Short task:
Pick out each line of the material below that contains the string "和农村老年人互助照料活动中心" and copy those lines in full.

::::::::

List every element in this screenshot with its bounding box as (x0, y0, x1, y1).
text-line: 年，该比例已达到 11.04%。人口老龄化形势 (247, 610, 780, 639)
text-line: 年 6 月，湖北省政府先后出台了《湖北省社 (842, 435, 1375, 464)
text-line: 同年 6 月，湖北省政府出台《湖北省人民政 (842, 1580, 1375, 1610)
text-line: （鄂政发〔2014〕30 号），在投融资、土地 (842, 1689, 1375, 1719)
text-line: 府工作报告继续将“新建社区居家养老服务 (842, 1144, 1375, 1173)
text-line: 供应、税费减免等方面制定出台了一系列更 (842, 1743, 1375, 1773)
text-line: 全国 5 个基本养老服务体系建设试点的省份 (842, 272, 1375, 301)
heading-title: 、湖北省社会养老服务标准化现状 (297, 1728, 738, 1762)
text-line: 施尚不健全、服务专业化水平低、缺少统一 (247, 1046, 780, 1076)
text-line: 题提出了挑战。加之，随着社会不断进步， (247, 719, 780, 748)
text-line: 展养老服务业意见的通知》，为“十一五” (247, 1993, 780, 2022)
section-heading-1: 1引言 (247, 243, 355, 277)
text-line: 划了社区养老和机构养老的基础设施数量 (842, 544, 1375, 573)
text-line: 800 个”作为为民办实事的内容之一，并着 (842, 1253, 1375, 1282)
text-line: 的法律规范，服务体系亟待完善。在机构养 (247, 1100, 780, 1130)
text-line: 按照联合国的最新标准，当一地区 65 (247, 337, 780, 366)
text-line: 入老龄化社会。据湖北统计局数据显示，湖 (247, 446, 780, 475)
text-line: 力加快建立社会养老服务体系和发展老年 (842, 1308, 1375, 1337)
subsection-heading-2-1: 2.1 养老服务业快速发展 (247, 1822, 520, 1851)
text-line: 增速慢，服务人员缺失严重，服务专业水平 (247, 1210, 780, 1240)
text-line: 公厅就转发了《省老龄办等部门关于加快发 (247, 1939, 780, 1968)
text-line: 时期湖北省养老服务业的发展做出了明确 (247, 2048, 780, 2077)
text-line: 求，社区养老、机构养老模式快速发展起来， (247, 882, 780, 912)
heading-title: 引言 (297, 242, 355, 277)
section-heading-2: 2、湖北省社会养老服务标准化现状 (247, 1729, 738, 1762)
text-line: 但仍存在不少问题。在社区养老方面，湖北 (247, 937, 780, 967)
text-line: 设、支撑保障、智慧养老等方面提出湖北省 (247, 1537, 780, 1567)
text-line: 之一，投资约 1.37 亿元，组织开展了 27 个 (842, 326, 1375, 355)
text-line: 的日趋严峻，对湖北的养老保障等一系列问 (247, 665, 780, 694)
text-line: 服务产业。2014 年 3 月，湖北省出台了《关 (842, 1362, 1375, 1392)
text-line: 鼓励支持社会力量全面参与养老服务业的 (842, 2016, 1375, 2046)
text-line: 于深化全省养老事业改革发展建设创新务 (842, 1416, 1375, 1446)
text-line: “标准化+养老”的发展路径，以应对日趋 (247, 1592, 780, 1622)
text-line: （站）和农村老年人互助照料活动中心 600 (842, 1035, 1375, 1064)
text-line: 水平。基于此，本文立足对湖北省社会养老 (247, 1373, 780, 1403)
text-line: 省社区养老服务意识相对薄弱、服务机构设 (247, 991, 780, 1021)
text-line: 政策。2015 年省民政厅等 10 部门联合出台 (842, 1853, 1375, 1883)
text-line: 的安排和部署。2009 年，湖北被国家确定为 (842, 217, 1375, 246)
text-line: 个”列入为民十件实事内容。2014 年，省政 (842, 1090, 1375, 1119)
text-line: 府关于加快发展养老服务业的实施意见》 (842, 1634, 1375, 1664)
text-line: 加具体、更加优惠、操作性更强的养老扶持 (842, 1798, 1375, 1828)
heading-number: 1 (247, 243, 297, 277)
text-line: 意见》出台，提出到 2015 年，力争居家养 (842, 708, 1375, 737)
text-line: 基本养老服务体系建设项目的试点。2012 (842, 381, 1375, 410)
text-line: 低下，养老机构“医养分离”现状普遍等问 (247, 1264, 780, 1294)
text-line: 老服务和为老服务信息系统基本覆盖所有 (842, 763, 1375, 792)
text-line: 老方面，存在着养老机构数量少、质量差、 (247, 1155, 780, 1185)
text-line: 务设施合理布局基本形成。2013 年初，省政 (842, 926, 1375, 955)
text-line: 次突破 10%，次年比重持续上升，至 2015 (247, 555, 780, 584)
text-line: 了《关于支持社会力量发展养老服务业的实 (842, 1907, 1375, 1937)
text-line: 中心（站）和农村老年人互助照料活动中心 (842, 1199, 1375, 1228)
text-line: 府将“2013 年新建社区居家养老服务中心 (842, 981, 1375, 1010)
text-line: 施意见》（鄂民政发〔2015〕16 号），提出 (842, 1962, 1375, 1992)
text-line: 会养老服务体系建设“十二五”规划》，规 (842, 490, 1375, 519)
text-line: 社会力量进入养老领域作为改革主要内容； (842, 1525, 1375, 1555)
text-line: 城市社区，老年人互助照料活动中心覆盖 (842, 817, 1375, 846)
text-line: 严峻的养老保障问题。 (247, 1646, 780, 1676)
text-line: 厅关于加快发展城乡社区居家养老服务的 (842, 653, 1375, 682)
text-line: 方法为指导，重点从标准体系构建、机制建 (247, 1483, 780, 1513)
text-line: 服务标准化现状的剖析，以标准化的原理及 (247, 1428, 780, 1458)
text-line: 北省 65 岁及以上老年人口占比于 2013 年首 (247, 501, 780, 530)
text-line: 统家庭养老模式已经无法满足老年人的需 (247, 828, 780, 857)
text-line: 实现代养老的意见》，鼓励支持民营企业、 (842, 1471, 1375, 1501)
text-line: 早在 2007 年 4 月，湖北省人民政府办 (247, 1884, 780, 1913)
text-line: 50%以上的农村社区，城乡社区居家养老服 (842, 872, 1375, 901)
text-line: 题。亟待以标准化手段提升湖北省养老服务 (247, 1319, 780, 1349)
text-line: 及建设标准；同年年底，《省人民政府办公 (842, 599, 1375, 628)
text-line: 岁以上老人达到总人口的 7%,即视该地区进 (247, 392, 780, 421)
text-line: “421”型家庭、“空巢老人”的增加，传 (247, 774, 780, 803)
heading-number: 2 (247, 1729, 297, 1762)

::::::::

Full answer:
text-line: （站）和农村老年人互助照料活动中心 600 (842, 1035, 1375, 1064)
text-line: 中心（站）和农村老年人互助照料活动中心 (842, 1199, 1375, 1228)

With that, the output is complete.